[Figure record listings]
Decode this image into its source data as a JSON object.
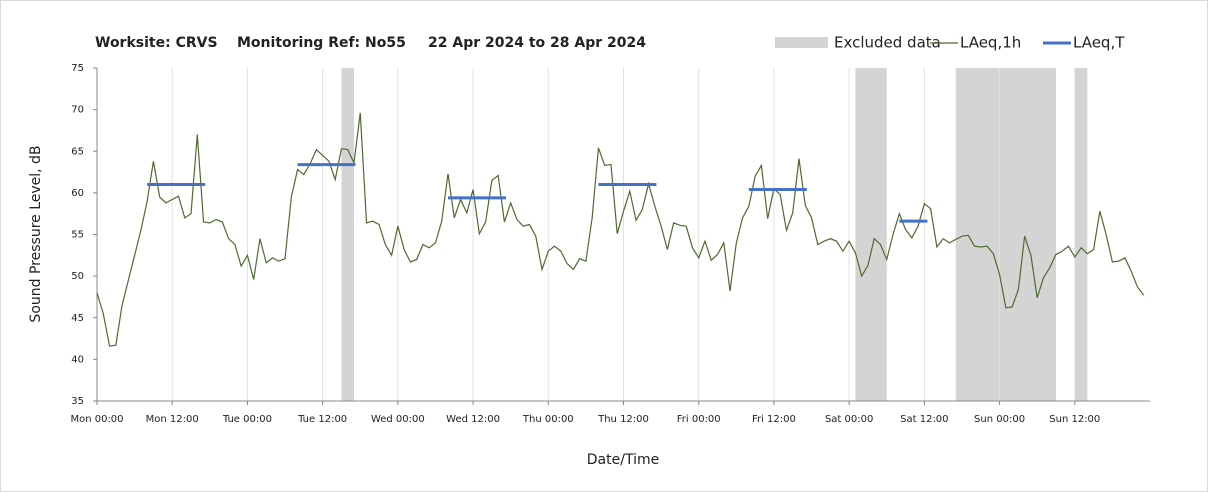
{
  "chart_data": {
    "type": "line",
    "title_parts": [
      "Worksite: CRVS",
      "Monitoring Ref: No55",
      "22 Apr 2024 to 28 Apr 2024"
    ],
    "x_label": "Date/Time",
    "y_label": "Sound Pressure Level, dB",
    "x": [
      0,
      1,
      2,
      3,
      4,
      5,
      6,
      7,
      8,
      9,
      10,
      11,
      12,
      13,
      14,
      15,
      16,
      17,
      18,
      19,
      20,
      21,
      22,
      23,
      24,
      25,
      26,
      27,
      28,
      29,
      30,
      31,
      32,
      33,
      34,
      35,
      36,
      37,
      38,
      39,
      40,
      41,
      42,
      43,
      44,
      45,
      46,
      47,
      48,
      49,
      50,
      51,
      52,
      53,
      54,
      55,
      56,
      57,
      58,
      59,
      60,
      61,
      62,
      63,
      64,
      65,
      66,
      67,
      68,
      69,
      70,
      71,
      72,
      73,
      74,
      75,
      76,
      77,
      78,
      79,
      80,
      81,
      82,
      83,
      84,
      85,
      86,
      87,
      88,
      89,
      90,
      91,
      92,
      93,
      94,
      95,
      96,
      97,
      98,
      99,
      100,
      101,
      102,
      103,
      104,
      105,
      106,
      107,
      108,
      109,
      110,
      111,
      112,
      113,
      114,
      115,
      116,
      117,
      118,
      119,
      120,
      121,
      122,
      123,
      124,
      125,
      126,
      127,
      128,
      129,
      130,
      131,
      132,
      133,
      134,
      135,
      136,
      137,
      138,
      139,
      140,
      141,
      142,
      143,
      144,
      145,
      146,
      147,
      148,
      149,
      150,
      151,
      152,
      153,
      154,
      155,
      156,
      157,
      158,
      159,
      160,
      161,
      162,
      163,
      164,
      165,
      166,
      167
    ],
    "series": [
      {
        "name": "LAeq,1h",
        "color": "#4f6a30",
        "values": [
          48,
          45.5,
          41.6,
          41.7,
          46.5,
          49.5,
          52.5,
          55.5,
          59,
          63.8,
          59.5,
          58.8,
          59.2,
          59.6,
          57,
          57.5,
          67,
          56.5,
          56.4,
          56.8,
          56.5,
          54.5,
          53.8,
          51.2,
          52.5,
          49.6,
          54.5,
          51.6,
          52.2,
          51.8,
          52.1,
          59.5,
          62.8,
          62.2,
          63.5,
          65.2,
          64.5,
          63.8,
          61.6,
          65.3,
          65.2,
          63.6,
          69.6,
          56.4,
          56.6,
          56.2,
          53.8,
          52.5,
          56,
          53.2,
          51.7,
          52,
          53.8,
          53.4,
          54,
          56.6,
          62.3,
          57,
          59.2,
          57.6,
          60.4,
          55.1,
          56.5,
          61.5,
          62.1,
          56.5,
          58.8,
          56.8,
          56,
          56.2,
          54.8,
          50.8,
          53,
          53.6,
          53,
          51.5,
          50.8,
          52.1,
          51.8,
          57,
          65.4,
          63.3,
          63.4,
          55.1,
          57.8,
          60.2,
          56.7,
          58,
          61.1,
          58.4,
          56,
          53.2,
          56.4,
          56.1,
          56,
          53.4,
          52.2,
          54.2,
          51.9,
          52.6,
          54,
          48.2,
          54,
          57,
          58.4,
          62,
          63.3,
          56.9,
          60.5,
          59.8,
          55.5,
          57.6,
          64.1,
          58.5,
          57,
          53.8,
          54.2,
          54.5,
          54.2,
          53,
          54.2,
          52.8,
          50,
          51.3,
          54.5,
          53.8,
          52,
          55,
          57.5,
          55.6,
          54.6,
          56,
          58.7,
          58.1,
          53.5,
          54.5,
          54,
          54.4,
          54.8,
          54.9,
          53.6,
          53.5,
          53.6,
          52.7,
          50.2,
          46.2,
          46.3,
          48.4,
          54.8,
          52.5,
          47.4,
          49.8,
          51,
          52.6,
          53,
          53.6,
          52.3,
          53.4,
          52.7,
          53.2,
          57.8,
          55,
          51.7,
          51.8,
          52.2,
          50.6,
          48.7,
          47.7
        ]
      }
    ],
    "segments": {
      "name": "LAeq,T",
      "color": "#4472c4",
      "items": [
        {
          "x": [
            8,
            17.25
          ],
          "value": 61.0
        },
        {
          "x": [
            32,
            41.25
          ],
          "value": 63.4
        },
        {
          "x": [
            56,
            65.25
          ],
          "value": 59.4
        },
        {
          "x": [
            80,
            89.25
          ],
          "value": 61.0
        },
        {
          "x": [
            104,
            113.25
          ],
          "value": 60.4
        },
        {
          "x": [
            128,
            132.5
          ],
          "value": 56.6
        }
      ]
    },
    "excluded": {
      "name": "Excluded data",
      "color": "#d4d4d4",
      "ranges": [
        [
          39,
          41
        ],
        [
          121,
          126
        ],
        [
          137,
          153
        ],
        [
          156,
          158
        ]
      ]
    },
    "xlim": [
      0,
      168
    ],
    "xticks": [
      {
        "value": 0,
        "label": "Mon 00:00"
      },
      {
        "value": 12,
        "label": "Mon 12:00"
      },
      {
        "value": 24,
        "label": "Tue 00:00"
      },
      {
        "value": 36,
        "label": "Tue 12:00"
      },
      {
        "value": 48,
        "label": "Wed 00:00"
      },
      {
        "value": 60,
        "label": "Wed 12:00"
      },
      {
        "value": 72,
        "label": "Thu 00:00"
      },
      {
        "value": 84,
        "label": "Thu 12:00"
      },
      {
        "value": 96,
        "label": "Fri 00:00"
      },
      {
        "value": 108,
        "label": "Fri 12:00"
      },
      {
        "value": 120,
        "label": "Sat 00:00"
      },
      {
        "value": 132,
        "label": "Sat 12:00"
      },
      {
        "value": 144,
        "label": "Sun 00:00"
      },
      {
        "value": 156,
        "label": "Sun 12:00"
      }
    ],
    "ylim": [
      35,
      75
    ],
    "yticks": [
      35,
      40,
      45,
      50,
      55,
      60,
      65,
      70,
      75
    ],
    "grid": "x"
  }
}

**INSTRUCTION**
Make an exact copy of the data, leaving its pictures out.

**SOLUTION FOR THIS EXERCISE**
Decode this image into its source data as a JSON object.
{
  "chart_data": {
    "type": "line",
    "title_parts": [
      "Worksite: CRVS",
      "Monitoring Ref: No55",
      "22 Apr 2024 to 28 Apr 2024"
    ],
    "x_label": "Date/Time",
    "y_label": "Sound Pressure Level, dB",
    "x": [
      0,
      1,
      2,
      3,
      4,
      5,
      6,
      7,
      8,
      9,
      10,
      11,
      12,
      13,
      14,
      15,
      16,
      17,
      18,
      19,
      20,
      21,
      22,
      23,
      24,
      25,
      26,
      27,
      28,
      29,
      30,
      31,
      32,
      33,
      34,
      35,
      36,
      37,
      38,
      39,
      40,
      41,
      42,
      43,
      44,
      45,
      46,
      47,
      48,
      49,
      50,
      51,
      52,
      53,
      54,
      55,
      56,
      57,
      58,
      59,
      60,
      61,
      62,
      63,
      64,
      65,
      66,
      67,
      68,
      69,
      70,
      71,
      72,
      73,
      74,
      75,
      76,
      77,
      78,
      79,
      80,
      81,
      82,
      83,
      84,
      85,
      86,
      87,
      88,
      89,
      90,
      91,
      92,
      93,
      94,
      95,
      96,
      97,
      98,
      99,
      100,
      101,
      102,
      103,
      104,
      105,
      106,
      107,
      108,
      109,
      110,
      111,
      112,
      113,
      114,
      115,
      116,
      117,
      118,
      119,
      120,
      121,
      122,
      123,
      124,
      125,
      126,
      127,
      128,
      129,
      130,
      131,
      132,
      133,
      134,
      135,
      136,
      137,
      138,
      139,
      140,
      141,
      142,
      143,
      144,
      145,
      146,
      147,
      148,
      149,
      150,
      151,
      152,
      153,
      154,
      155,
      156,
      157,
      158,
      159,
      160,
      161,
      162,
      163,
      164,
      165,
      166,
      167
    ],
    "series": [
      {
        "name": "LAeq,1h",
        "color": "#4f6a30",
        "values": [
          48,
          45.5,
          41.6,
          41.7,
          46.5,
          49.5,
          52.5,
          55.5,
          59,
          63.8,
          59.5,
          58.8,
          59.2,
          59.6,
          57,
          57.5,
          67,
          56.5,
          56.4,
          56.8,
          56.5,
          54.5,
          53.8,
          51.2,
          52.5,
          49.6,
          54.5,
          51.6,
          52.2,
          51.8,
          52.1,
          59.5,
          62.8,
          62.2,
          63.5,
          65.2,
          64.5,
          63.8,
          61.6,
          65.3,
          65.2,
          63.6,
          69.6,
          56.4,
          56.6,
          56.2,
          53.8,
          52.5,
          56,
          53.2,
          51.7,
          52,
          53.8,
          53.4,
          54,
          56.6,
          62.3,
          57,
          59.2,
          57.6,
          60.4,
          55.1,
          56.5,
          61.5,
          62.1,
          56.5,
          58.8,
          56.8,
          56,
          56.2,
          54.8,
          50.8,
          53,
          53.6,
          53,
          51.5,
          50.8,
          52.1,
          51.8,
          57,
          65.4,
          63.3,
          63.4,
          55.1,
          57.8,
          60.2,
          56.7,
          58,
          61.1,
          58.4,
          56,
          53.2,
          56.4,
          56.1,
          56,
          53.4,
          52.2,
          54.2,
          51.9,
          52.6,
          54,
          48.2,
          54,
          57,
          58.4,
          62,
          63.3,
          56.9,
          60.5,
          59.8,
          55.5,
          57.6,
          64.1,
          58.5,
          57,
          53.8,
          54.2,
          54.5,
          54.2,
          53,
          54.2,
          52.8,
          50,
          51.3,
          54.5,
          53.8,
          52,
          55,
          57.5,
          55.6,
          54.6,
          56,
          58.7,
          58.1,
          53.5,
          54.5,
          54,
          54.4,
          54.8,
          54.9,
          53.6,
          53.5,
          53.6,
          52.7,
          50.2,
          46.2,
          46.3,
          48.4,
          54.8,
          52.5,
          47.4,
          49.8,
          51,
          52.6,
          53,
          53.6,
          52.3,
          53.4,
          52.7,
          53.2,
          57.8,
          55,
          51.7,
          51.8,
          52.2,
          50.6,
          48.7,
          47.7
        ]
      }
    ],
    "segments": {
      "name": "LAeq,T",
      "color": "#4472c4",
      "items": [
        {
          "x": [
            8,
            17.25
          ],
          "value": 61.0
        },
        {
          "x": [
            32,
            41.25
          ],
          "value": 63.4
        },
        {
          "x": [
            56,
            65.25
          ],
          "value": 59.4
        },
        {
          "x": [
            80,
            89.25
          ],
          "value": 61.0
        },
        {
          "x": [
            104,
            113.25
          ],
          "value": 60.4
        },
        {
          "x": [
            128,
            132.5
          ],
          "value": 56.6
        }
      ]
    },
    "excluded": {
      "name": "Excluded data",
      "color": "#d4d4d4",
      "ranges": [
        [
          39,
          41
        ],
        [
          121,
          126
        ],
        [
          137,
          153
        ],
        [
          156,
          158
        ]
      ]
    },
    "xlim": [
      0,
      168
    ],
    "xticks": [
      {
        "value": 0,
        "label": "Mon 00:00"
      },
      {
        "value": 12,
        "label": "Mon 12:00"
      },
      {
        "value": 24,
        "label": "Tue 00:00"
      },
      {
        "value": 36,
        "label": "Tue 12:00"
      },
      {
        "value": 48,
        "label": "Wed 00:00"
      },
      {
        "value": 60,
        "label": "Wed 12:00"
      },
      {
        "value": 72,
        "label": "Thu 00:00"
      },
      {
        "value": 84,
        "label": "Thu 12:00"
      },
      {
        "value": 96,
        "label": "Fri 00:00"
      },
      {
        "value": 108,
        "label": "Fri 12:00"
      },
      {
        "value": 120,
        "label": "Sat 00:00"
      },
      {
        "value": 132,
        "label": "Sat 12:00"
      },
      {
        "value": 144,
        "label": "Sun 00:00"
      },
      {
        "value": 156,
        "label": "Sun 12:00"
      }
    ],
    "ylim": [
      35,
      75
    ],
    "yticks": [
      35,
      40,
      45,
      50,
      55,
      60,
      65,
      70,
      75
    ],
    "grid": "x"
  }
}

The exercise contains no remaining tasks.